Output all records precisely as written.

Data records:
begin
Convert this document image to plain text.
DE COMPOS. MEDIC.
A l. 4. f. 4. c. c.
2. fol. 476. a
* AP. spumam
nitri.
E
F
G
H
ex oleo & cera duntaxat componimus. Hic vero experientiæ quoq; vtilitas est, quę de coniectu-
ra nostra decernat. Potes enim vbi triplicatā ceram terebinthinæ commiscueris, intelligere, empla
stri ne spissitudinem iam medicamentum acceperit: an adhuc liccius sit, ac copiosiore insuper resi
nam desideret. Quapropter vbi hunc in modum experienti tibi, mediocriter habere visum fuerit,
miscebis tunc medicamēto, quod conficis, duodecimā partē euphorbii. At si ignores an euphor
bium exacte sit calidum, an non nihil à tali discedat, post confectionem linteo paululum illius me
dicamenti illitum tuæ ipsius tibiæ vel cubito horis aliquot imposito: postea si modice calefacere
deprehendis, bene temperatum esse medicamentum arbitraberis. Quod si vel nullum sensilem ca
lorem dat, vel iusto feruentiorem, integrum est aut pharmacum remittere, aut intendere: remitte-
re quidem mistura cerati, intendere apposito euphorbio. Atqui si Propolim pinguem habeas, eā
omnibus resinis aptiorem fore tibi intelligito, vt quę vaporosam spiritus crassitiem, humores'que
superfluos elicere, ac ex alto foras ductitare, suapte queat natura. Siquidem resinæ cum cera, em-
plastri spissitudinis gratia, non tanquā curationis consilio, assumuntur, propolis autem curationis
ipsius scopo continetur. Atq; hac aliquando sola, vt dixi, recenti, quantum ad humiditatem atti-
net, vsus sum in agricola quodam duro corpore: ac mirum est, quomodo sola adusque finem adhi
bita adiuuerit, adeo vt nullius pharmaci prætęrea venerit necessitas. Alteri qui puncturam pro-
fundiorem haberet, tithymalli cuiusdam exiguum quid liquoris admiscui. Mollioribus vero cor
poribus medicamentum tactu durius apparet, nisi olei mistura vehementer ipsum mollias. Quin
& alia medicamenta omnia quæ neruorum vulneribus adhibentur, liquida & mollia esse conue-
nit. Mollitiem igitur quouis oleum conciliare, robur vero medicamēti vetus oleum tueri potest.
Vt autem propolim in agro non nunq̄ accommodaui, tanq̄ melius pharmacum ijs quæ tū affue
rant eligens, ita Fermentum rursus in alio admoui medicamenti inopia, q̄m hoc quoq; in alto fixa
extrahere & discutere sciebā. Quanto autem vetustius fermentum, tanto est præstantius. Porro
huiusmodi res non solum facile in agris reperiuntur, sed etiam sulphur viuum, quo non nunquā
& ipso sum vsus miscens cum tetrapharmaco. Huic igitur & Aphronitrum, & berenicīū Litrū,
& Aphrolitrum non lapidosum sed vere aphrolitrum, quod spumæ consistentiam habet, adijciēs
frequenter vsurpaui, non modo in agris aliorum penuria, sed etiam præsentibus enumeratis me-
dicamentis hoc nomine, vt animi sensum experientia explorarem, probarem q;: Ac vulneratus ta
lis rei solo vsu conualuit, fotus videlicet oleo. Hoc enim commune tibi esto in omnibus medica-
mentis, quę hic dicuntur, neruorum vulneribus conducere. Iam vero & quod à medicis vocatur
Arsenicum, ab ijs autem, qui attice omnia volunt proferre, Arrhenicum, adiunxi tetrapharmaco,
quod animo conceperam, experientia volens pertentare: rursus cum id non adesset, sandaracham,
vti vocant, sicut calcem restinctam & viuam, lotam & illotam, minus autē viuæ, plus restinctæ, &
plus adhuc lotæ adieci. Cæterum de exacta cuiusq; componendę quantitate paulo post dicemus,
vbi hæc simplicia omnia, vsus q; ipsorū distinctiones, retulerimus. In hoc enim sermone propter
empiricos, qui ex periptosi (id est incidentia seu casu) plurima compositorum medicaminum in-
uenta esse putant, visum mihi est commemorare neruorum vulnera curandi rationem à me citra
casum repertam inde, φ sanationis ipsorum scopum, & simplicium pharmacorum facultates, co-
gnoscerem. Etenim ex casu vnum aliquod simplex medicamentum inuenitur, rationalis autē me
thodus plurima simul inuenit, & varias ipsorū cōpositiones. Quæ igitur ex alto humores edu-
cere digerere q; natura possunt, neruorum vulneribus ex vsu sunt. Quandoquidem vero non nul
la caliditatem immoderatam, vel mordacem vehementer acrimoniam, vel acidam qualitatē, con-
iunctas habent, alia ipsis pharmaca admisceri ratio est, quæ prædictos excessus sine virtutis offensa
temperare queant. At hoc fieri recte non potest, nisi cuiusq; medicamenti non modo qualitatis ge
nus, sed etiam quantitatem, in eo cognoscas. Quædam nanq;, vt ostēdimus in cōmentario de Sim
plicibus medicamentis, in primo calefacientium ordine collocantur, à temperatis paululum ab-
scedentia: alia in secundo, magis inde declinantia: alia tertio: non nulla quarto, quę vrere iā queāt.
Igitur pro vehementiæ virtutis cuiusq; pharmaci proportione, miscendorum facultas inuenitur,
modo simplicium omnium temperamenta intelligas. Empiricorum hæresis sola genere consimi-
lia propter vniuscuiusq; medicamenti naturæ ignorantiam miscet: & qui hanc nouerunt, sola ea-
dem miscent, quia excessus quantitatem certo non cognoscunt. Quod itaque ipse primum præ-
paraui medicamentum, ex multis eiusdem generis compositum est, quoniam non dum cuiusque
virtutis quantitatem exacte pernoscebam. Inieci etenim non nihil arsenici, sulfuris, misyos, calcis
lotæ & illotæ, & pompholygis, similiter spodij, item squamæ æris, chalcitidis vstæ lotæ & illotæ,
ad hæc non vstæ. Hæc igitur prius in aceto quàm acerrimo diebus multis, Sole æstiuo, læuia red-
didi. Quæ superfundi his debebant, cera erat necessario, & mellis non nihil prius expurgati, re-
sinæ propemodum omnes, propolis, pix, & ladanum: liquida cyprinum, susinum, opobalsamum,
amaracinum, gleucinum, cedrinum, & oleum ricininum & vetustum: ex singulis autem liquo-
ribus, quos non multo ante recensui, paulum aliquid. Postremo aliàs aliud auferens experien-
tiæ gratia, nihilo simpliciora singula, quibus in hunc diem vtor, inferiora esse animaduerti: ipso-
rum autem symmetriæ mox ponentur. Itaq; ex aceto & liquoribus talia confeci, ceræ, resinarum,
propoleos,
end
FINISHED ANSWER:
Convert this document image to plain text.
DE COMPOS. MEDIC.
A l. 4. f. 4. c. c.
2. fol. 476. a
* AP. spumam
nitri.
E
F
G
H
ex oleo & cera duntaxat componimus. Hic vero experientiæ quoq; vtilitas est, quę de coniectu-
ra nostra decernat. Potes enim vbi triplicatā ceram terebinthinæ commiscueris, intelligere, empla
stri ne spissitudinem iam medicamentum acceperit: an adhuc liccius sit, ac copiosiore insuper resi
nam desideret. Quapropter vbi hunc in modum experienti tibi, mediocriter habere visum fuerit,
miscebis tunc medicamēto, quod conficis, duodecimā partē euphorbii. At si ignores an euphor
bium exacte sit calidum, an non nihil à tali discedat, post confectionem linteo paululum illius me
dicamenti illitum tuæ ipsius tibiæ vel cubito horis aliquot imposito: postea si modice calefacere
deprehendis, bene temperatum esse medicamentum arbitraberis. Quod si vel nullum sensilem ca
lorem dat, vel iusto feruentiorem, integrum est aut pharmacum remittere, aut intendere: remitte-
re quidem mistura cerati, intendere apposito euphorbio. Atqui si Propolim pinguem habeas, eā
omnibus resinis aptiorem fore tibi intelligito, vt quę vaporosam spiritus crassitiem, humores'que
superfluos elicere, ac ex alto foras ductitare, suapte queat natura. Siquidem resinæ cum cera, em-
plastri spissitudinis gratia, non tanquā curationis consilio, assumuntur, propolis autem curationis
ipsius scopo continetur. Atq; hac aliquando sola, vt dixi, recenti, quantum ad humiditatem atti-
net, vsus sum in agricola quodam duro corpore: ac mirum est, quomodo sola adusque finem adhi
bita adiuuerit, adeo vt nullius pharmaci prætęrea venerit necessitas. Alteri qui puncturam pro-
fundiorem haberet, tithymalli cuiusdam exiguum quid liquoris admiscui. Mollioribus vero cor
poribus medicamentum tactu durius apparet, nisi olei mistura vehementer ipsum mollias. Quin
& alia medicamenta omnia quæ neruorum vulneribus adhibentur, liquida & mollia esse conue-
nit. Mollitiem igitur quouis oleum conciliare, robur vero medicamēti vetus oleum tueri potest.
Vt autem propolim in agro non nunq̄ accommodaui, tanq̄ melius pharmacum ijs quæ tū affue
rant eligens, ita Fermentum rursus in alio admoui medicamenti inopia, q̄m hoc quoq; in alto fixa
extrahere & discutere sciebā. Quanto autem vetustius fermentum, tanto est præstantius. Porro
huiusmodi res non solum facile in agris reperiuntur, sed etiam sulphur viuum, quo non nunquā
& ipso sum vsus miscens cum tetrapharmaco. Huic igitur & Aphronitrum, & berenicīū Litrū,
& Aphrolitrum non lapidosum sed vere aphrolitrum, quod spumæ consistentiam habet, adijciēs
frequenter vsurpaui, non modo in agris aliorum penuria, sed etiam præsentibus enumeratis me-
dicamentis hoc nomine, vt animi sensum experientia explorarem, probarem q;: Ac vulneratus ta
lis rei solo vsu conualuit, fotus videlicet oleo. Hoc enim commune tibi esto in omnibus medica-
mentis, quę hic dicuntur, neruorum vulneribus conducere. Iam vero & quod à medicis vocatur
Arsenicum, ab ijs autem, qui attice omnia volunt proferre, Arrhenicum, adiunxi tetrapharmaco,
quod animo conceperam, experientia volens pertentare: rursus cum id non adesset, sandaracham,
vti vocant, sicut calcem restinctam & viuam, lotam & illotam, minus autē viuæ, plus restinctæ, &
plus adhuc lotæ adieci. Cæterum de exacta cuiusq; componendę quantitate paulo post dicemus,
vbi hæc simplicia omnia, vsus q; ipsorū distinctiones, retulerimus. In hoc enim sermone propter
empiricos, qui ex periptosi (id est incidentia seu casu) plurima compositorum medicaminum in-
uenta esse putant, visum mihi est commemorare neruorum vulnera curandi rationem à me citra
casum repertam inde, φ sanationis ipsorum scopum, & simplicium pharmacorum facultates, co-
gnoscerem. Etenim ex casu vnum aliquod simplex medicamentum inuenitur, rationalis autē me
thodus plurima simul inuenit, & varias ipsorū cōpositiones. Quæ igitur ex alto humores edu-
cere digerere q; natura possunt, neruorum vulneribus ex vsu sunt. Quandoquidem vero non nul
la caliditatem immoderatam, vel mordacem vehementer acrimoniam, vel acidam qualitatē, con-
iunctas habent, alia ipsis pharmaca admisceri ratio est, quæ prædictos excessus sine virtutis offensa
temperare queant. At hoc fieri recte non potest, nisi cuiusq; medicamenti non modo qualitatis ge
nus, sed etiam quantitatem, in eo cognoscas. Quædam nanq;, vt ostēdimus in cōmentario de Sim
plicibus medicamentis, in primo calefacientium ordine collocantur, à temperatis paululum ab-
scedentia: alia in secundo, magis inde declinantia: alia tertio: non nulla quarto, quę vrere iā queāt.
Igitur pro vehementiæ virtutis cuiusq; pharmaci proportione, miscendorum facultas inuenitur,
modo simplicium omnium temperamenta intelligas. Empiricorum hæresis sola genere consimi-
lia propter vniuscuiusq; medicamenti naturæ ignorantiam miscet: & qui hanc nouerunt, sola ea-
dem miscent, quia excessus quantitatem certo non cognoscunt. Quod itaque ipse primum præ-
paraui medicamentum, ex multis eiusdem generis compositum est, quoniam non dum cuiusque
virtutis quantitatem exacte pernoscebam. Inieci etenim non nihil arsenici, sulfuris, misyos, calcis
lotæ & illotæ, & pompholygis, similiter spodij, item squamæ æris, chalcitidis vstæ lotæ & illotæ,
ad hæc non vstæ. Hæc igitur prius in aceto quàm acerrimo diebus multis, Sole æstiuo, læuia red-
didi. Quæ superfundi his debebant, cera erat necessario, & mellis non nihil prius expurgati, re-
sinæ propemodum omnes, propolis, pix, & ladanum: liquida cyprinum, susinum, opobalsamum,
amaracinum, gleucinum, cedrinum, & oleum ricininum & vetustum: ex singulis autem liquo-
ribus, quos non multo ante recensui, paulum aliquid. Postremo aliàs aliud auferens experien-
tiæ gratia, nihilo simpliciora singula, quibus in hunc diem vtor, inferiora esse animaduerti: ipso-
rum autem symmetriæ mox ponentur. Itaq; ex aceto & liquoribus talia confeci, ceræ, resinarum,
propoleos,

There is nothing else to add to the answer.